====== Source records ======

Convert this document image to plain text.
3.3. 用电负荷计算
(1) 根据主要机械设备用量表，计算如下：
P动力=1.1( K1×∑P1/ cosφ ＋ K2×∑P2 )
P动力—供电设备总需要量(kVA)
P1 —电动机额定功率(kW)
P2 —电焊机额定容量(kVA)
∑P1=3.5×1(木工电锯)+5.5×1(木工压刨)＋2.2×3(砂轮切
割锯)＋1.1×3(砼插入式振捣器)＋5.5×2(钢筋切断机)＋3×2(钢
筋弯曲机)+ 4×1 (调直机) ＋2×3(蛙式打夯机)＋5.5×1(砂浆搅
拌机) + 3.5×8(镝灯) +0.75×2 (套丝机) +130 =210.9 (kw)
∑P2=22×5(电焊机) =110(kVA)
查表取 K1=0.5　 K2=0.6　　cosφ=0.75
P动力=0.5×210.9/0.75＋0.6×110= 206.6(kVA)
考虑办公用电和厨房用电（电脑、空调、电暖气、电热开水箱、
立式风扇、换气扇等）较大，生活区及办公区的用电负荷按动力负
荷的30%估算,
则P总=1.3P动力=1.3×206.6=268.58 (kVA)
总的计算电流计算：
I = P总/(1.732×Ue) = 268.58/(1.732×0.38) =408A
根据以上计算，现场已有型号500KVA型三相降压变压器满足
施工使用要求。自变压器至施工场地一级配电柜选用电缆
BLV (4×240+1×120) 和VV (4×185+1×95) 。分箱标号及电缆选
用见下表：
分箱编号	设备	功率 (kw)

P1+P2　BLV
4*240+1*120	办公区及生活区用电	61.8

======

Exercise = Please copy out each record, character for character.

Result of this task =
Convert this document image to plain text.
3.3. 用电负荷计算
(1) 根据主要机械设备用量表，计算如下：
P动力=1.1( K1×∑P1/ cosφ ＋ K2×∑P2 )
P动力—供电设备总需要量(kVA)
P1 —电动机额定功率(kW)
P2 —电焊机额定容量(kVA)
∑P1=3.5×1(木工电锯)+5.5×1(木工压刨)＋2.2×3(砂轮切
割锯)＋1.1×3(砼插入式振捣器)＋5.5×2(钢筋切断机)＋3×2(钢
筋弯曲机)+ 4×1 (调直机) ＋2×3(蛙式打夯机)＋5.5×1(砂浆搅
拌机) + 3.5×8(镝灯) +0.75×2 (套丝机) +130 =210.9 (kw)
∑P2=22×5(电焊机) =110(kVA)
查表取 K1=0.5　 K2=0.6　　cosφ=0.75
P动力=0.5×210.9/0.75＋0.6×110= 206.6(kVA)
考虑办公用电和厨房用电（电脑、空调、电暖气、电热开水箱、
立式风扇、换气扇等）较大，生活区及办公区的用电负荷按动力负
荷的30%估算,
则P总=1.3P动力=1.3×206.6=268.58 (kVA)
总的计算电流计算：
I = P总/(1.732×Ue) = 268.58/(1.732×0.38) =408A
根据以上计算，现场已有型号500KVA型三相降压变压器满足
施工使用要求。自变压器至施工场地一级配电柜选用电缆
BLV (4×240+1×120) 和VV (4×185+1×95) 。分箱标号及电缆选
用见下表：
分箱编号	设备	功率 (kw)

P1+P2　BLV
4*240+1*120	办公区及生活区用电	61.8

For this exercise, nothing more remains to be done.